=== Exercise ===
Retype the entries below without any change.

==========

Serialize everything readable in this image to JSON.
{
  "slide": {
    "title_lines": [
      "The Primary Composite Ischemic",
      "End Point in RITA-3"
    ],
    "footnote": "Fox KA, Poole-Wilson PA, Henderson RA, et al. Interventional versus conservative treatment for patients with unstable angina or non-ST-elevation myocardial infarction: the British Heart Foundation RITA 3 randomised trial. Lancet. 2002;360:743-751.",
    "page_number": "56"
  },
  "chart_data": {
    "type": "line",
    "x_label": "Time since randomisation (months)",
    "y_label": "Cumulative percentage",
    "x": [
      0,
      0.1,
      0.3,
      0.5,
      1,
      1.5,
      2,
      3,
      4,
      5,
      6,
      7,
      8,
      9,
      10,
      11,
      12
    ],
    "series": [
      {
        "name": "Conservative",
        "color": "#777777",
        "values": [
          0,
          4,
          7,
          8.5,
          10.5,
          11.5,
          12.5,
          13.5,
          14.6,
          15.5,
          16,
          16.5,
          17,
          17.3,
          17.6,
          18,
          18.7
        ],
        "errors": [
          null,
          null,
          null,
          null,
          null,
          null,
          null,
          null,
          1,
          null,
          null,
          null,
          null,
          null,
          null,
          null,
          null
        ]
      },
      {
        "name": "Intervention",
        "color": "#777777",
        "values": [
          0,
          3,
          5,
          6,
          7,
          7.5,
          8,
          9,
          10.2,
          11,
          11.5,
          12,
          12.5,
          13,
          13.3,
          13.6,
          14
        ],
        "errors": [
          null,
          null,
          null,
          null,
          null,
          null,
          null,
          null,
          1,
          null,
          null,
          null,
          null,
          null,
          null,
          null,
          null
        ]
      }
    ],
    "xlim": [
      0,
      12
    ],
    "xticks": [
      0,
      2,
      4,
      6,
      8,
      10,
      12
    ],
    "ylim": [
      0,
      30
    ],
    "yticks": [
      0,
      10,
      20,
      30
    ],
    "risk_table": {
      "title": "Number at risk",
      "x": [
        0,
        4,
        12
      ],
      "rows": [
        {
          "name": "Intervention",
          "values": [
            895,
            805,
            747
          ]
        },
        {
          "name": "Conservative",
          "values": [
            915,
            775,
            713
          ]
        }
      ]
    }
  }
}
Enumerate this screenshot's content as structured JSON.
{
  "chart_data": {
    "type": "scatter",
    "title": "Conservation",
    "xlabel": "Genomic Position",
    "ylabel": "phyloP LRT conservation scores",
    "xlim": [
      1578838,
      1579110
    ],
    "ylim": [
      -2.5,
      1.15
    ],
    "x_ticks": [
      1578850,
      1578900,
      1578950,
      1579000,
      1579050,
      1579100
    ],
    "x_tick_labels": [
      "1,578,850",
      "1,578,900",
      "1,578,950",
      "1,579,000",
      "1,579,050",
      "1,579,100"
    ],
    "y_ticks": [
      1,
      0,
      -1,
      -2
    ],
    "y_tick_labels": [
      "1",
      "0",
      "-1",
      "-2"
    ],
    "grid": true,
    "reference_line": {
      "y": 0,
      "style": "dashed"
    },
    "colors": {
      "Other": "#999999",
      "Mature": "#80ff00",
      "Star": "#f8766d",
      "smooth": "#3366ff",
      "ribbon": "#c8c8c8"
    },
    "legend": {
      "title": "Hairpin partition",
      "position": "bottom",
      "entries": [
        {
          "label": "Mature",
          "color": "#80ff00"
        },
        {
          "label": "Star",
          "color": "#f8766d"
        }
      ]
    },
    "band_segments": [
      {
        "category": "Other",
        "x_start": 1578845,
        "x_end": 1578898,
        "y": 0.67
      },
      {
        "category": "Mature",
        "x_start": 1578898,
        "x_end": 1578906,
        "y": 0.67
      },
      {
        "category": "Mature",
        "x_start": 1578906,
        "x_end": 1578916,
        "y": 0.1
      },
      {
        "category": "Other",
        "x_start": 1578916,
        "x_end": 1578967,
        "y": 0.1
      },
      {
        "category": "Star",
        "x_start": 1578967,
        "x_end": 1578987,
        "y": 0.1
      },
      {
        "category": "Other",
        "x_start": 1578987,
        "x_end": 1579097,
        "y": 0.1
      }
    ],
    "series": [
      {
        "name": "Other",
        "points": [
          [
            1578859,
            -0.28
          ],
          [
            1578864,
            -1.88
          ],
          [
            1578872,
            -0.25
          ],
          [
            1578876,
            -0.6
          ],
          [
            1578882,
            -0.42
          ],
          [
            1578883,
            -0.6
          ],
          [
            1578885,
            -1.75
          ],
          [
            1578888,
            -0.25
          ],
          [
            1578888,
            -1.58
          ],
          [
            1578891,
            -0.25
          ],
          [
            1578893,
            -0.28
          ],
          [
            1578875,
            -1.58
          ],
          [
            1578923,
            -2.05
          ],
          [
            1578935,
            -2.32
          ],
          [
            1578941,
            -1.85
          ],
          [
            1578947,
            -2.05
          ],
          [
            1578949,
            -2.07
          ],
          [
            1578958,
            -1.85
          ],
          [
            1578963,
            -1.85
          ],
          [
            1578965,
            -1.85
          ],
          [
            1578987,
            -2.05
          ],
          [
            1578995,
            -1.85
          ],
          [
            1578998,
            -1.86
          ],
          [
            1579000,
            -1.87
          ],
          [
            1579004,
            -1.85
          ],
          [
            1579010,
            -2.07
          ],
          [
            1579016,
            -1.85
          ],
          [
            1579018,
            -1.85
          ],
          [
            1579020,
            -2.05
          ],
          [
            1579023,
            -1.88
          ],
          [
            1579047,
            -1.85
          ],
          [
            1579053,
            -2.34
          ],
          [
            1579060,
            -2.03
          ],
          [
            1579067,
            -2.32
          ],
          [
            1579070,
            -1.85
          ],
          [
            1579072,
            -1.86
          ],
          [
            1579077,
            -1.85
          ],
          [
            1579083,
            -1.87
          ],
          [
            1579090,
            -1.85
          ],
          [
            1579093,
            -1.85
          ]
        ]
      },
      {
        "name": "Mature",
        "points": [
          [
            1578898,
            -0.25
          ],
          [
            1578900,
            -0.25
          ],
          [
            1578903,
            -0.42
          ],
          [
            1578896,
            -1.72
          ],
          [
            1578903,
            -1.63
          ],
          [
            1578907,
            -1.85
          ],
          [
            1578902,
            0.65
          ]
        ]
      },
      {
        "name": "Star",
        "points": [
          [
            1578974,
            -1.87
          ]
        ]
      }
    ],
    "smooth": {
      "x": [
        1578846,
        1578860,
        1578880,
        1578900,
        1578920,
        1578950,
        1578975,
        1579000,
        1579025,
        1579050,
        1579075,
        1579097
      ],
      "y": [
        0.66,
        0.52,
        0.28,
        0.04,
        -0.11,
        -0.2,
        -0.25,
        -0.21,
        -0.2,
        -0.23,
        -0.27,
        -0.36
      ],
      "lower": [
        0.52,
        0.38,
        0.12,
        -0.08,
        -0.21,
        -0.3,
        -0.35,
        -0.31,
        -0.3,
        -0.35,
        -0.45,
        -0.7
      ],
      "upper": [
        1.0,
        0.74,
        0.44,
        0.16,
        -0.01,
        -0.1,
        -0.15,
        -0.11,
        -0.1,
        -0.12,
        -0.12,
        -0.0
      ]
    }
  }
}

==========

=== Problem solution ===
Serialize everything readable in this image to JSON.
{
  "slide": {
    "title_lines": [
      "The Primary Composite Ischemic",
      "End Point in RITA-3"
    ],
    "footnote": "Fox KA, Poole-Wilson PA, Henderson RA, et al. Interventional versus conservative treatment for patients with unstable angina or non-ST-elevation myocardial infarction: the British Heart Foundation RITA 3 randomised trial. Lancet. 2002;360:743-751.",
    "page_number": "56"
  },
  "chart_data": {
    "type": "line",
    "x_label": "Time since randomisation (months)",
    "y_label": "Cumulative percentage",
    "x": [
      0,
      0.1,
      0.3,
      0.5,
      1,
      1.5,
      2,
      3,
      4,
      5,
      6,
      7,
      8,
      9,
      10,
      11,
      12
    ],
    "series": [
      {
        "name": "Conservative",
        "color": "#777777",
        "values": [
          0,
          4,
          7,
          8.5,
          10.5,
          11.5,
          12.5,
          13.5,
          14.6,
          15.5,
          16,
          16.5,
          17,
          17.3,
          17.6,
          18,
          18.7
        ],
        "errors": [
          null,
          null,
          null,
          null,
          null,
          null,
          null,
          null,
          1,
          null,
          null,
          null,
          null,
          null,
          null,
          null,
          null
        ]
      },
      {
        "name": "Intervention",
        "color": "#777777",
        "values": [
          0,
          3,
          5,
          6,
          7,
          7.5,
          8,
          9,
          10.2,
          11,
          11.5,
          12,
          12.5,
          13,
          13.3,
          13.6,
          14
        ],
        "errors": [
          null,
          null,
          null,
          null,
          null,
          null,
          null,
          null,
          1,
          null,
          null,
          null,
          null,
          null,
          null,
          null,
          null
        ]
      }
    ],
    "xlim": [
      0,
      12
    ],
    "xticks": [
      0,
      2,
      4,
      6,
      8,
      10,
      12
    ],
    "ylim": [
      0,
      30
    ],
    "yticks": [
      0,
      10,
      20,
      30
    ],
    "risk_table": {
      "title": "Number at risk",
      "x": [
        0,
        4,
        12
      ],
      "rows": [
        {
          "name": "Intervention",
          "values": [
            895,
            805,
            747
          ]
        },
        {
          "name": "Conservative",
          "values": [
            915,
            775,
            713
          ]
        }
      ]
    }
  }
}
Enumerate this screenshot's content as structured JSON.
{
  "chart_data": {
    "type": "scatter",
    "title": "Conservation",
    "xlabel": "Genomic Position",
    "ylabel": "phyloP LRT conservation scores",
    "xlim": [
      1578838,
      1579110
    ],
    "ylim": [
      -2.5,
      1.15
    ],
    "x_ticks": [
      1578850,
      1578900,
      1578950,
      1579000,
      1579050,
      1579100
    ],
    "x_tick_labels": [
      "1,578,850",
      "1,578,900",
      "1,578,950",
      "1,579,000",
      "1,579,050",
      "1,579,100"
    ],
    "y_ticks": [
      1,
      0,
      -1,
      -2
    ],
    "y_tick_labels": [
      "1",
      "0",
      "-1",
      "-2"
    ],
    "grid": true,
    "reference_line": {
      "y": 0,
      "style": "dashed"
    },
    "colors": {
      "Other": "#999999",
      "Mature": "#80ff00",
      "Star": "#f8766d",
      "smooth": "#3366ff",
      "ribbon": "#c8c8c8"
    },
    "legend": {
      "title": "Hairpin partition",
      "position": "bottom",
      "entries": [
        {
          "label": "Mature",
          "color": "#80ff00"
        },
        {
          "label": "Star",
          "color": "#f8766d"
        }
      ]
    },
    "band_segments": [
      {
        "category": "Other",
        "x_start": 1578845,
        "x_end": 1578898,
        "y": 0.67
      },
      {
        "category": "Mature",
        "x_start": 1578898,
        "x_end": 1578906,
        "y": 0.67
      },
      {
        "category": "Mature",
        "x_start": 1578906,
        "x_end": 1578916,
        "y": 0.1
      },
      {
        "category": "Other",
        "x_start": 1578916,
        "x_end": 1578967,
        "y": 0.1
      },
      {
        "category": "Star",
        "x_start": 1578967,
        "x_end": 1578987,
        "y": 0.1
      },
      {
        "category": "Other",
        "x_start": 1578987,
        "x_end": 1579097,
        "y": 0.1
      }
    ],
    "series": [
      {
        "name": "Other",
        "points": [
          [
            1578859,
            -0.28
          ],
          [
            1578864,
            -1.88
          ],
          [
            1578872,
            -0.25
          ],
          [
            1578876,
            -0.6
          ],
          [
            1578882,
            -0.42
          ],
          [
            1578883,
            -0.6
          ],
          [
            1578885,
            -1.75
          ],
          [
            1578888,
            -0.25
          ],
          [
            1578888,
            -1.58
          ],
          [
            1578891,
            -0.25
          ],
          [
            1578893,
            -0.28
          ],
          [
            1578875,
            -1.58
          ],
          [
            1578923,
            -2.05
          ],
          [
            1578935,
            -2.32
          ],
          [
            1578941,
            -1.85
          ],
          [
            1578947,
            -2.05
          ],
          [
            1578949,
            -2.07
          ],
          [
            1578958,
            -1.85
          ],
          [
            1578963,
            -1.85
          ],
          [
            1578965,
            -1.85
          ],
          [
            1578987,
            -2.05
          ],
          [
            1578995,
            -1.85
          ],
          [
            1578998,
            -1.86
          ],
          [
            1579000,
            -1.87
          ],
          [
            1579004,
            -1.85
          ],
          [
            1579010,
            -2.07
          ],
          [
            1579016,
            -1.85
          ],
          [
            1579018,
            -1.85
          ],
          [
            1579020,
            -2.05
          ],
          [
            1579023,
            -1.88
          ],
          [
            1579047,
            -1.85
          ],
          [
            1579053,
            -2.34
          ],
          [
            1579060,
            -2.03
          ],
          [
            1579067,
            -2.32
          ],
          [
            1579070,
            -1.85
          ],
          [
            1579072,
            -1.86
          ],
          [
            1579077,
            -1.85
          ],
          [
            1579083,
            -1.87
          ],
          [
            1579090,
            -1.85
          ],
          [
            1579093,
            -1.85
          ]
        ]
      },
      {
        "name": "Mature",
        "points": [
          [
            1578898,
            -0.25
          ],
          [
            1578900,
            -0.25
          ],
          [
            1578903,
            -0.42
          ],
          [
            1578896,
            -1.72
          ],
          [
            1578903,
            -1.63
          ],
          [
            1578907,
            -1.85
          ],
          [
            1578902,
            0.65
          ]
        ]
      },
      {
        "name": "Star",
        "points": [
          [
            1578974,
            -1.87
          ]
        ]
      }
    ],
    "smooth": {
      "x": [
        1578846,
        1578860,
        1578880,
        1578900,
        1578920,
        1578950,
        1578975,
        1579000,
        1579025,
        1579050,
        1579075,
        1579097
      ],
      "y": [
        0.66,
        0.52,
        0.28,
        0.04,
        -0.11,
        -0.2,
        -0.25,
        -0.21,
        -0.2,
        -0.23,
        -0.27,
        -0.36
      ],
      "lower": [
        0.52,
        0.38,
        0.12,
        -0.08,
        -0.21,
        -0.3,
        -0.35,
        -0.31,
        -0.3,
        -0.35,
        -0.45,
        -0.7
      ],
      "upper": [
        1.0,
        0.74,
        0.44,
        0.16,
        -0.01,
        -0.1,
        -0.15,
        -0.11,
        -0.1,
        -0.12,
        -0.12,
        -0.0
      ]
    }
  }
}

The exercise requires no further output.